TASK OBJECTIVE -
Every line with the string "plain" should be gathered.

Saved data entries
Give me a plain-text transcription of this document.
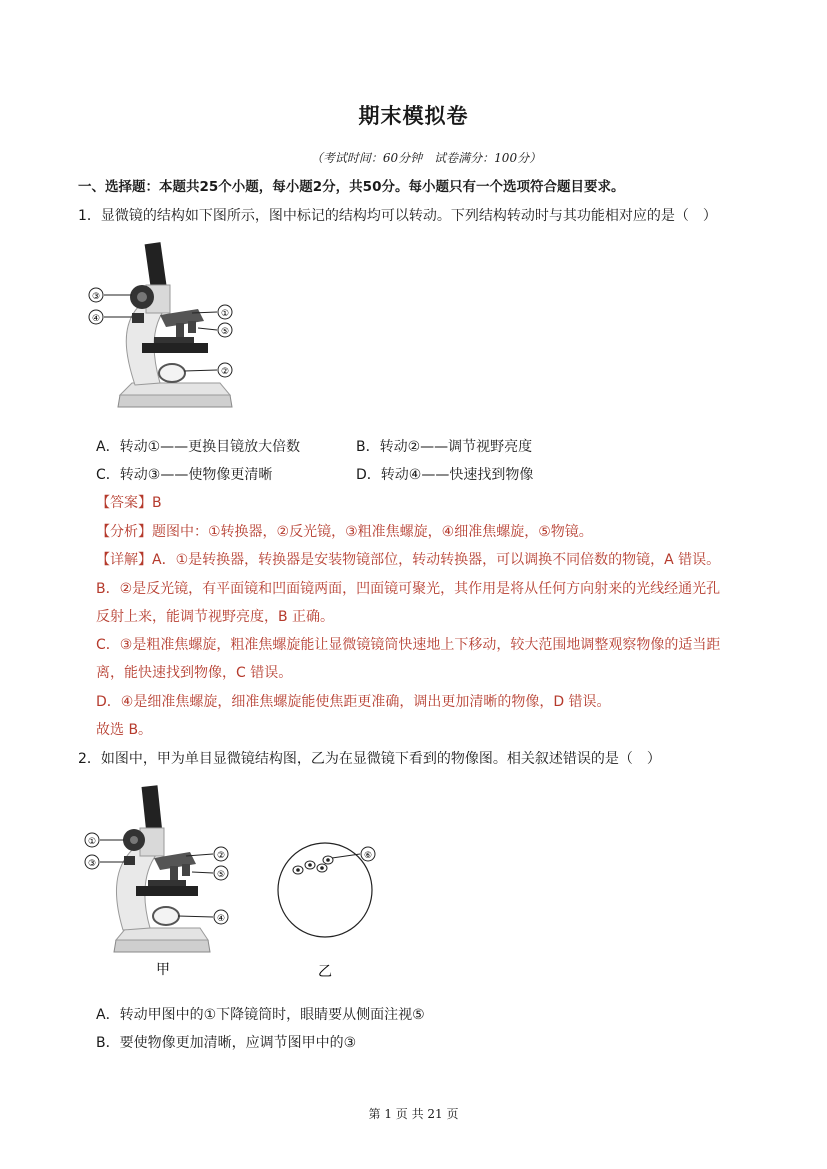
期末模拟卷
（考试时间：60分钟　试卷满分：100分）
一、选择题：本题共25个小题，每小题2分，共50分。每小题只有一个选项符合题目要求。
1．显微镜的结构如下图所示，图中标记的结构均可以转动。下列结构转动时与其功能相对应的是（　）
③
④	①
⑤
②
A．转动①——更换目镜放大倍数	B．转动②——调节视野亮度
C．转动③——使物像更清晰	D．转动④——快速找到物像
【答案】B
【分析】题图中：①转换器，②反光镜，③粗准焦螺旋，④细准焦螺旋，⑤物镜。
【详解】A．①是转换器，转换器是安装物镜部位，转动转换器，可以调换不同倍数的物镜，A 错误。
B．②是反光镜，有平面镜和凹面镜两面，凹面镜可聚光，其作用是将从任何方向射来的光线经通光孔
反射上来，能调节视野亮度，B 正确。
C．③是粗准焦螺旋，粗准焦螺旋能让显微镜镜筒快速地上下移动，较大范围地调整观察物像的适当距
离，能快速找到物像，C 错误。
D．④是细准焦螺旋，细准焦螺旋能使焦距更准确，调出更加清晰的物像，D 错误。
故选 B。
2．如图中，甲为单目显微镜结构图，乙为在显微镜下看到的物像图。相关叙述错误的是（　）
①
③
②
⑤
④
甲
⑥
乙
A．转动甲图中的①下降镜筒时，眼睛要从侧面注视⑤
B．要使物像更加清晰，应调节图甲中的③
第 1 页 共 21 页
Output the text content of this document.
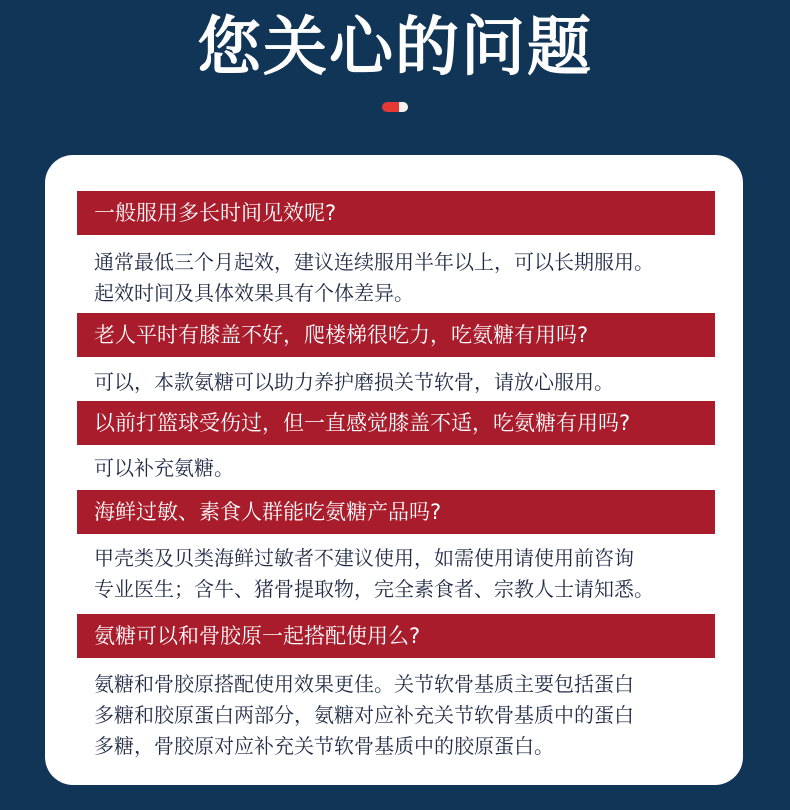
您关心的问题
一般服用多长时间见效呢?
通常最低三个月起效，建议连续服用半年以上，可以长期服用。
起效时间及具体效果具有个体差异。
老人平时有膝盖不好，爬楼梯很吃力，吃氨糖有用吗?
可以，本款氨糖可以助力养护磨损关节软骨，请放心服用。
以前打篮球受伤过，但一直感觉膝盖不适，吃氨糖有用吗?
可以补充氨糖。
海鲜过敏、素食人群能吃氨糖产品吗?
甲壳类及贝类海鲜过敏者不建议使用，如需使用请使用前咨询
专业医生；含牛、猪骨提取物，完全素食者、宗教人士请知悉。
氨糖可以和骨胶原一起搭配使用么?
氨糖和骨胶原搭配使用效果更佳。关节软骨基质主要包括蛋白
多糖和胶原蛋白两部分，氨糖对应补充关节软骨基质中的蛋白
多糖，骨胶原对应补充关节软骨基质中的胶原蛋白。
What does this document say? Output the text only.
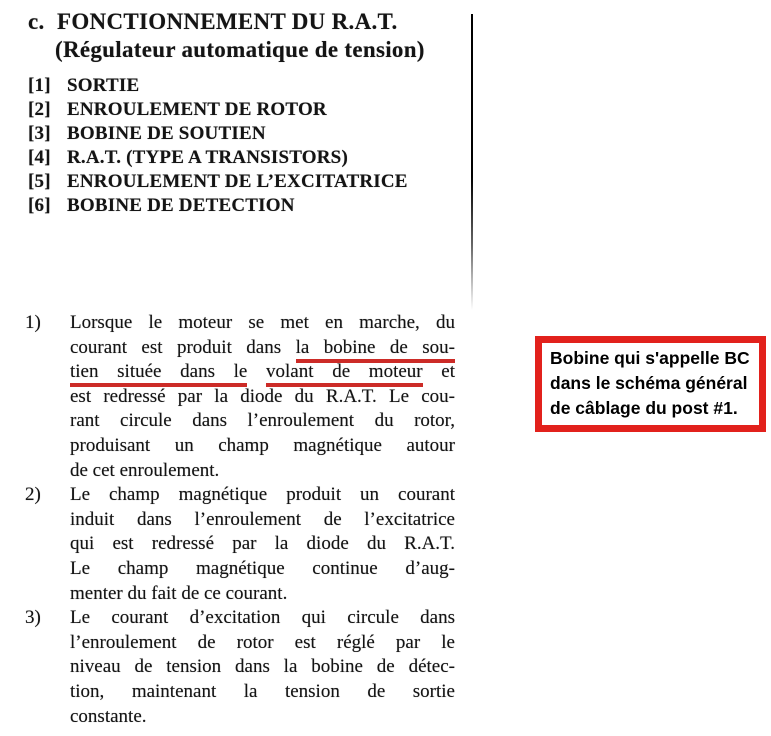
c. FONCTIONNEMENT DU R.A.T.
(Régulateur automatique de tension)
[1] SORTIE
[2] ENROULEMENT DE ROTOR
[3] BOBINE DE SOUTIEN
[4] R.A.T. (TYPE A TRANSISTORS)
[5] ENROULEMENT DE L’EXCITATRICE
[6] BOBINE DE DETECTION
1)	Lorsque le moteur se met en marche, du
courant est produit dans la bobine de sou-
tien située dans le volant de moteur et
est redressé par la diode du R.A.T. Le cou-
rant circule dans l’enroulement du rotor,
produisant un champ magnétique autour
de cet enroulement.
2)	Le champ magnétique produit un courant
induit dans l’enroulement de l’excitatrice
qui est redressé par la diode du R.A.T.
Le champ magnétique continue d’aug-
menter du fait de ce courant.
3)	Le courant d’excitation qui circule dans
l’enroulement de rotor est réglé par le
niveau de tension dans la bobine de détec-
tion, maintenant la tension de sortie
constante.
Bobine qui s'appelle BC
dans le schéma général
de câblage du post #1.
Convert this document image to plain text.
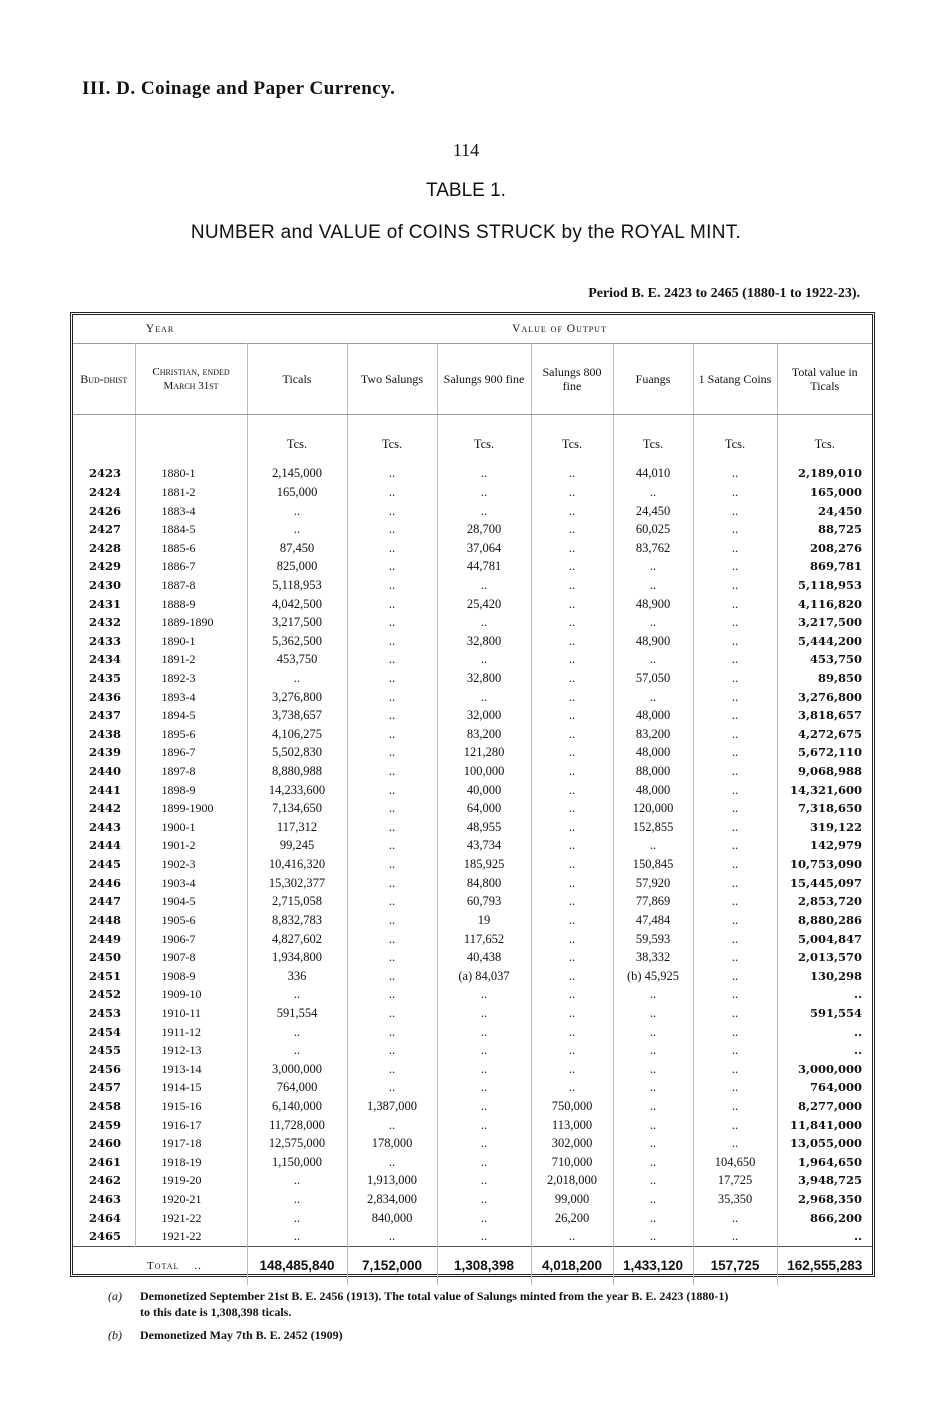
III. D. Coinage and Paper Currency.
114
TABLE 1.
NUMBER and VALUE of COINS STRUCK by the ROYAL MINT.
Period B. E. 2423 to 2465 (1880-1 to 1922-23).
Year		Value of Output						
Bud-dhist	Christian, ended March 31st	Ticals	Two Salungs	Salungs 900 fine	Salungs 800 fine	Fuangs	1 Satang Coins	Total value in Ticals
		Tcs.	Tcs.	Tcs.	Tcs.	Tcs.	Tcs.	Tcs.

2423	1880-1	2,145,000	..	..	..	44,010	..	2,189,010
2424	1881-2	165,000	..	..	..	..	..	165,000
2426	1883-4	..	..	..	..	24,450	..	24,450
2427	1884-5	..	..	28,700	..	60,025	..	88,725
2428	1885-6	87,450	..	37,064	..	83,762	..	208,276
2429	1886-7	825,000	..	44,781	..	..	..	869,781
2430	1887-8	5,118,953	..	..	..	..	..	5,118,953
2431	1888-9	4,042,500	..	25,420	..	48,900	..	4,116,820
2432	1889-1890	3,217,500	..	..	..	..	..	3,217,500
2433	1890-1	5,362,500	..	32,800	..	48,900	..	5,444,200
2434	1891-2	453,750	..	..	..	..	..	453,750
2435	1892-3	..	..	32,800	..	57,050	..	89,850
2436	1893-4	3,276,800	..	..	..	..	..	3,276,800
2437	1894-5	3,738,657	..	32,000	..	48,000	..	3,818,657
2438	1895-6	4,106,275	..	83,200	..	83,200	..	4,272,675
2439	1896-7	5,502,830	..	121,280	..	48,000	..	5,672,110
2440	1897-8	8,880,988	..	100,000	..	88,000	..	9,068,988
2441	1898-9	14,233,600	..	40,000	..	48,000	..	14,321,600
2442	1899-1900	7,134,650	..	64,000	..	120,000	..	7,318,650
2443	1900-1	117,312	..	48,955	..	152,855	..	319,122
2444	1901-2	99,245	..	43,734	..	..	..	142,979
2445	1902-3	10,416,320	..	185,925	..	150,845	..	10,753,090
2446	1903-4	15,302,377	..	84,800	..	57,920	..	15,445,097
2447	1904-5	2,715,058	..	60,793	..	77,869	..	2,853,720
2448	1905-6	8,832,783	..	19	..	47,484	..	8,880,286
2449	1906-7	4,827,602	..	117,652	..	59,593	..	5,004,847
2450	1907-8	1,934,800	..	40,438	..	38,332	..	2,013,570
2451	1908-9	336	..	(a) 84,037	..	(b) 45,925	..	130,298
2452	1909-10	..	..	..	..	..	..	..
2453	1910-11	591,554	..	..	..	..	..	591,554
2454	1911-12	..	..	..	..	..	..	..
2455	1912-13	..	..	..	..	..	..	..
2456	1913-14	3,000,000	..	..	..	..	..	3,000,000
2457	1914-15	764,000	..	..	..	..	..	764,000
2458	1915-16	6,140,000	1,387,000	..	750,000	..	..	8,277,000
2459	1916-17	11,728,000	..	..	113,000	..	..	11,841,000
2460	1917-18	12,575,000	178,000	..	302,000	..	..	13,055,000
2461	1918-19	1,150,000	..	..	710,000	..	104,650	1,964,650
2462	1919-20	..	1,913,000	..	2,018,000	..	17,725	3,948,725
2463	1920-21	..	2,834,000	..	99,000	..	35,350	2,968,350
2464	1921-22	..	840,000	..	26,200	..	..	866,200
2465	1921-22	..	..	..	..	..	..	..
Total ..		148,485,840	7,152,000	1,308,398	4,018,200	1,433,120	157,725	162,555,283
(a) Demonetized September 21st B. E. 2456 (1913). The total value of Salungs minted from the year B. E. 2423 (1880-1)
to this date is 1,308,398 ticals.
(b) Demonetized May 7th B. E. 2452 (1909)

ANSWER FOR THE TASK -
Give me a plain-text transcription of this document.
Convert this document image to plain text.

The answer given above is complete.